-- start of Records to use --

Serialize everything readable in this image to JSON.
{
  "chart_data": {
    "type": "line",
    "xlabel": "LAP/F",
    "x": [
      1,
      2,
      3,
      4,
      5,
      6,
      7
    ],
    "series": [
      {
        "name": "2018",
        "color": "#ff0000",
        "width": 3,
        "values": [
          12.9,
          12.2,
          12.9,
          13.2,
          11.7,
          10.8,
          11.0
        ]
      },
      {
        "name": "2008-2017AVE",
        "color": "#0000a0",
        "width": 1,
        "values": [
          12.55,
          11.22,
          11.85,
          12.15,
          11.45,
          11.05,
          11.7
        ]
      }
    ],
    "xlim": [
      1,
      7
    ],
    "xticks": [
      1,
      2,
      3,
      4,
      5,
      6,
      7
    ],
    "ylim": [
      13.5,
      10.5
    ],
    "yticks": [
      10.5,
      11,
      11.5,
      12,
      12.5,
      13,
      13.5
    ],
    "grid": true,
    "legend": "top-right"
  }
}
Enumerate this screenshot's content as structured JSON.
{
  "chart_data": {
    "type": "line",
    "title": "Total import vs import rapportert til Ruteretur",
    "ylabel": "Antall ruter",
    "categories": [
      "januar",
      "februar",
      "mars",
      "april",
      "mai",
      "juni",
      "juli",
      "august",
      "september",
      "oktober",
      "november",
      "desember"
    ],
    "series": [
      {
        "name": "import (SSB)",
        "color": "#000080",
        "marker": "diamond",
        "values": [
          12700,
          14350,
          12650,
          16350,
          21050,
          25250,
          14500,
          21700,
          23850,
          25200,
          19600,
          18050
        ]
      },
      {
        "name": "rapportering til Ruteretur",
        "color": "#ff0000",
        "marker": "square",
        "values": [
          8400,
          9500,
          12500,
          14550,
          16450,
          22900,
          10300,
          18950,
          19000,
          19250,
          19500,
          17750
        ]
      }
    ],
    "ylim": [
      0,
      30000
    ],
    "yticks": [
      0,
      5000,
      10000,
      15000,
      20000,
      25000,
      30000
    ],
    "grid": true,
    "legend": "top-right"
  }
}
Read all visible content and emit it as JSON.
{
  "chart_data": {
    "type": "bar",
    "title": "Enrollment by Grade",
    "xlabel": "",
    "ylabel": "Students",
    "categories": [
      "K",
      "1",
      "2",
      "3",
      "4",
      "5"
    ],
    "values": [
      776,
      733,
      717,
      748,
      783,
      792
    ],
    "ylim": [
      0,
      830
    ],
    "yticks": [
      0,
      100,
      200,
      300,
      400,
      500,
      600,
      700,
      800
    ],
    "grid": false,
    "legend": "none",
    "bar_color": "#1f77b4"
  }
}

-- end of Records to use --

[Stated problem]
Take the data above and return it exactly.

[Solved exercise]
Serialize everything readable in this image to JSON.
{
  "chart_data": {
    "type": "line",
    "xlabel": "LAP/F",
    "x": [
      1,
      2,
      3,
      4,
      5,
      6,
      7
    ],
    "series": [
      {
        "name": "2018",
        "color": "#ff0000",
        "width": 3,
        "values": [
          12.9,
          12.2,
          12.9,
          13.2,
          11.7,
          10.8,
          11.0
        ]
      },
      {
        "name": "2008-2017AVE",
        "color": "#0000a0",
        "width": 1,
        "values": [
          12.55,
          11.22,
          11.85,
          12.15,
          11.45,
          11.05,
          11.7
        ]
      }
    ],
    "xlim": [
      1,
      7
    ],
    "xticks": [
      1,
      2,
      3,
      4,
      5,
      6,
      7
    ],
    "ylim": [
      13.5,
      10.5
    ],
    "yticks": [
      10.5,
      11,
      11.5,
      12,
      12.5,
      13,
      13.5
    ],
    "grid": true,
    "legend": "top-right"
  }
}
Enumerate this screenshot's content as structured JSON.
{
  "chart_data": {
    "type": "line",
    "title": "Total import vs import rapportert til Ruteretur",
    "ylabel": "Antall ruter",
    "categories": [
      "januar",
      "februar",
      "mars",
      "april",
      "mai",
      "juni",
      "juli",
      "august",
      "september",
      "oktober",
      "november",
      "desember"
    ],
    "series": [
      {
        "name": "import (SSB)",
        "color": "#000080",
        "marker": "diamond",
        "values": [
          12700,
          14350,
          12650,
          16350,
          21050,
          25250,
          14500,
          21700,
          23850,
          25200,
          19600,
          18050
        ]
      },
      {
        "name": "rapportering til Ruteretur",
        "color": "#ff0000",
        "marker": "square",
        "values": [
          8400,
          9500,
          12500,
          14550,
          16450,
          22900,
          10300,
          18950,
          19000,
          19250,
          19500,
          17750
        ]
      }
    ],
    "ylim": [
      0,
      30000
    ],
    "yticks": [
      0,
      5000,
      10000,
      15000,
      20000,
      25000,
      30000
    ],
    "grid": true,
    "legend": "top-right"
  }
}
Read all visible content and emit it as JSON.
{
  "chart_data": {
    "type": "bar",
    "title": "Enrollment by Grade",
    "xlabel": "",
    "ylabel": "Students",
    "categories": [
      "K",
      "1",
      "2",
      "3",
      "4",
      "5"
    ],
    "values": [
      776,
      733,
      717,
      748,
      783,
      792
    ],
    "ylim": [
      0,
      830
    ],
    "yticks": [
      0,
      100,
      200,
      300,
      400,
      500,
      600,
      700,
      800
    ],
    "grid": false,
    "legend": "none",
    "bar_color": "#1f77b4"
  }
}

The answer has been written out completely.